▸ ARBEITSANWEISUNGEN
(a) Welcher Punkt ist laut dem Textauszug über Datenschutz der Hauptkonfliktpunkt zwischen rechtlicher Compliance und der Lebenswelt von Menschen?
(b) Gib aus dem Textauszug über Datenschutz den Teil unverändert zurück, der mit den Worten „WhatsApp ist der“ anfängt und mit „Anbieter auch ab.“ aufhört.
(c) Übersetze diesen Satz aus dem Textauszug über Datenschutz ins Englische: „Ansonsten sehen die Autoren das Problem des Datenschutzes als lösbar an.“

▸ TEXTAUSZUG
::::

Zutreffend ist wohl auch die Diagnose, wozu WhatsApp-Verbote führen: WhatsApp wird trotzdem genutzt, und wenn nicht auf dem Diensthandy, dann auf dem privaten – was im Ergebnis noch problematischer ist als auf dem Diensthandy. Die Strategie, ein dezidiertes WhatsApp-Gerät zu verwenden, wird ebenfalls seziert und auf die Realität zurückgestutzt: »Damit wäre dem Datenschutz genüge getan, aber nur aufseiten des Dienstgebers – die Personen, die über WhatsApp privat ihr Leben organisieren und darüber kommunizieren, treffen diese Entscheidung für sich selbst.«

WhatsApp ist der Hauptkonfliktpunkt, wo rechtliche Compliance und Lebenswelt von Menschen aufeinanderprallen. Ansonsten sehen die Autoren das Problem des Datenschutzes als lösbar an. Bei der statistischen Auswertung von Webseiten genügt nach ihrer Ansicht, was sich mit rechtskonform anonymisierten Daten bewerkstelligen lässt – auch das eine Konsequenz aus dem realistisch-bescheidenen Ansatz: Schon die Daten, die rechtskonform erhoben werden können, dürften viele Gemeinden in der produktiven Analyse überfordern. Viele Standardsoftware kann ohnehin datenschutzkonform eingesetzt werden, die besonderen Rahmenbedingungen des kirchlichen Datenschutzes bilden viele Anbieter auch ab.

::::

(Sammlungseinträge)
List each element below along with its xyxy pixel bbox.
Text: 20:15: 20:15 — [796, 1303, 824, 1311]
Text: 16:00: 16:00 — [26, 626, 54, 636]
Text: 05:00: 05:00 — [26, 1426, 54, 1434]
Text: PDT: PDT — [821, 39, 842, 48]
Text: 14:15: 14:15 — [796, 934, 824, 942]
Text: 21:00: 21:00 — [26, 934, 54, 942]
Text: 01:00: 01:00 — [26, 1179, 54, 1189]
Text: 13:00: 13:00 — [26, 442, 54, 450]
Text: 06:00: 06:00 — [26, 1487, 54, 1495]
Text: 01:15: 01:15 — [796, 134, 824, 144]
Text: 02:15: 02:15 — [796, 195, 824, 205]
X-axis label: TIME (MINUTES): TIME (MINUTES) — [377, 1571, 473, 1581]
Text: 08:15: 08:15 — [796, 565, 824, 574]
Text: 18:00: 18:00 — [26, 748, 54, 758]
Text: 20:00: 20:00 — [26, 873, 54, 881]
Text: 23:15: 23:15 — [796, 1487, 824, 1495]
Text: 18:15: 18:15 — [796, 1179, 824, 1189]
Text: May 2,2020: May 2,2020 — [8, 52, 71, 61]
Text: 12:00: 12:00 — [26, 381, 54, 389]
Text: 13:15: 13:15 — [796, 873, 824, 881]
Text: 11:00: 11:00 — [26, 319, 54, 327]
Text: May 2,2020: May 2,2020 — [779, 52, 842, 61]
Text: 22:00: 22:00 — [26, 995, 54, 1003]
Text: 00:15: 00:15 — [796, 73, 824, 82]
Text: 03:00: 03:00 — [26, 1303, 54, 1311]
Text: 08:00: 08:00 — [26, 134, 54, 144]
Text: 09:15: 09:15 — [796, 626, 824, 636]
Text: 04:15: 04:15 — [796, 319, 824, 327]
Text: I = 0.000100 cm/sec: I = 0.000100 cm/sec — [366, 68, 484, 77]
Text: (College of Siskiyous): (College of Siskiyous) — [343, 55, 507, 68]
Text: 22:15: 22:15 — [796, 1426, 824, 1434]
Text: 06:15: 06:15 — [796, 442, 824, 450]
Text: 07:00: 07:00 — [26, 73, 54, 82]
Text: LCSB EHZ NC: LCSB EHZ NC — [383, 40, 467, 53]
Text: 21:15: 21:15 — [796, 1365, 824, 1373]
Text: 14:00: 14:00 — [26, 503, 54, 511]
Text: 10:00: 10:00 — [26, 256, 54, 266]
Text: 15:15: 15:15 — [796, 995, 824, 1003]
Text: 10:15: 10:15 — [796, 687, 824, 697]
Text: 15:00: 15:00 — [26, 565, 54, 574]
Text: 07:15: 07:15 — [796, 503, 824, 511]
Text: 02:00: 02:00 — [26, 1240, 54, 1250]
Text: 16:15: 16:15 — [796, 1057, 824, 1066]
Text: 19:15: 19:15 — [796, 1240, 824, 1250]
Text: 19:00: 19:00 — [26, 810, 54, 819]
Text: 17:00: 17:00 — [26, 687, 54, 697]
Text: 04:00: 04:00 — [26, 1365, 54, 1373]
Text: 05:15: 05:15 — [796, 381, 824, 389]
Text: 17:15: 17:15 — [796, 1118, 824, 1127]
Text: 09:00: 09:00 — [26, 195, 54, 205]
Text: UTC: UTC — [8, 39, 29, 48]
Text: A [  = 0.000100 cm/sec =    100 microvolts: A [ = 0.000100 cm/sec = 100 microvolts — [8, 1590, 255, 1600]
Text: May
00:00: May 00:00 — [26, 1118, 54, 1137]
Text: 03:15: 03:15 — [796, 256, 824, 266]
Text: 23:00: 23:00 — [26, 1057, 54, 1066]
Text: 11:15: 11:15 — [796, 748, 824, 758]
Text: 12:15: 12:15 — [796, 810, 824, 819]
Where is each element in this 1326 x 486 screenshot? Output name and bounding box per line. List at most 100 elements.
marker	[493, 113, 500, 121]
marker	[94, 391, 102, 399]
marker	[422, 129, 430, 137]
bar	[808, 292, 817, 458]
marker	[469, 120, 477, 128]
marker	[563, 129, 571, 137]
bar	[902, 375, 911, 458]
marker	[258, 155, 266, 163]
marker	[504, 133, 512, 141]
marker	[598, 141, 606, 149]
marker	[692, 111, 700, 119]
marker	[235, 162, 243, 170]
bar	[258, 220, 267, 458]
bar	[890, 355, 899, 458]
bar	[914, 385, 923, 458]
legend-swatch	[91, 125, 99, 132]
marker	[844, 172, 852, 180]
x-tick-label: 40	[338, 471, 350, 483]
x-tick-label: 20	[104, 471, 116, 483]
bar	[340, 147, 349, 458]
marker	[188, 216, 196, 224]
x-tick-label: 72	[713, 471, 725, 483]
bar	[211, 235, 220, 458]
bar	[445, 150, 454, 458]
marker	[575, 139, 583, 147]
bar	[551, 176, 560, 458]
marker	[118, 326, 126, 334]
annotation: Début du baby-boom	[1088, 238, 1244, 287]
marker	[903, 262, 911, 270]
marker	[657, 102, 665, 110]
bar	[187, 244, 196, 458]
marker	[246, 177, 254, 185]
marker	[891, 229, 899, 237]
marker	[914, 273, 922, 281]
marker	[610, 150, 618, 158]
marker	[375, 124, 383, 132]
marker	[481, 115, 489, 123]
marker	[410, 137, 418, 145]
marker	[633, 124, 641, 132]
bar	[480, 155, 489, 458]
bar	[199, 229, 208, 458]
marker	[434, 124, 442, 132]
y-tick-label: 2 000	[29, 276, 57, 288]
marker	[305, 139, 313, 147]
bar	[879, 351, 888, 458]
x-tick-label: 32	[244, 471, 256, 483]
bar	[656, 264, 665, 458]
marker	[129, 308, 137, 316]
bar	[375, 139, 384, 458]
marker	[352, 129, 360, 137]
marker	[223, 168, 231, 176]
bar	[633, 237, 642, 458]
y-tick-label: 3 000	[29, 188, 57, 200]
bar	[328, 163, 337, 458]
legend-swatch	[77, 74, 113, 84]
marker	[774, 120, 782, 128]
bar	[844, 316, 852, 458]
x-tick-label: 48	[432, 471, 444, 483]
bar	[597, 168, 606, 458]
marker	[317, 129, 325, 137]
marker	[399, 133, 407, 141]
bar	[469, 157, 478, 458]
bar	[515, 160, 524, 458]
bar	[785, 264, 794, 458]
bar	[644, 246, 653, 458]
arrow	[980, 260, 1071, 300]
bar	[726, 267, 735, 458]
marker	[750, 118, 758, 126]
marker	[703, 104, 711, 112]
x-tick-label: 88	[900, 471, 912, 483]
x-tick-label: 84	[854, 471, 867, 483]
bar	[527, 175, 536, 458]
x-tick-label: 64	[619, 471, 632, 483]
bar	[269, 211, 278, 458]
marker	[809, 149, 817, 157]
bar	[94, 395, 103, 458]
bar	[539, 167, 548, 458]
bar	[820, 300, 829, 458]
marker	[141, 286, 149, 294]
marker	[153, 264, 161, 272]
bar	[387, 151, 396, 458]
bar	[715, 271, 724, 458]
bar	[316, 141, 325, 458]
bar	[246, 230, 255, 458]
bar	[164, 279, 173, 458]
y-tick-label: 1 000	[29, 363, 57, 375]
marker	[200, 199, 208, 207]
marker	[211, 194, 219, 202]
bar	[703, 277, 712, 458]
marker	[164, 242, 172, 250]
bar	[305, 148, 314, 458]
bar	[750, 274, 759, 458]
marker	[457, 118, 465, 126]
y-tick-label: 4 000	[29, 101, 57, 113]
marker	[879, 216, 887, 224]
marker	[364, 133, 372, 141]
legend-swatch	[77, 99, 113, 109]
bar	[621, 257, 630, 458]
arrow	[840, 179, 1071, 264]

::::

▸ ERGEBNISSE JE AUFGABE
(a) WhatsApp.

(b)
WhatsApp ist der Hauptkonfliktpunkt, wo rechtliche Compliance und Lebenswelt von Menschen aufeinanderprallen. Ansonsten sehen die Autoren das Problem des Datenschutzes als lösbar an. Bei der statistischen Auswertung von Webseiten genügt nach ihrer Ansicht, was sich mit rechtskonform anonymisierten Daten bewerkstelligen lässt – auch das eine Konsequenz aus dem realistisch-bescheidenen Ansatz: Schon die Daten, die rechtskonform erhoben werden können, dürften viele Gemeinden in der produktiven Analyse überfordern. Viele Standardsoftware kann ohnehin datenschutzkonform eingesetzt werden, die besonderen Rahmenbedingungen des kirchlichen Datenschutzes bilden viele Anbieter auch ab.

(c) Otherwise, the authors consider the problem of data protection to be solvable.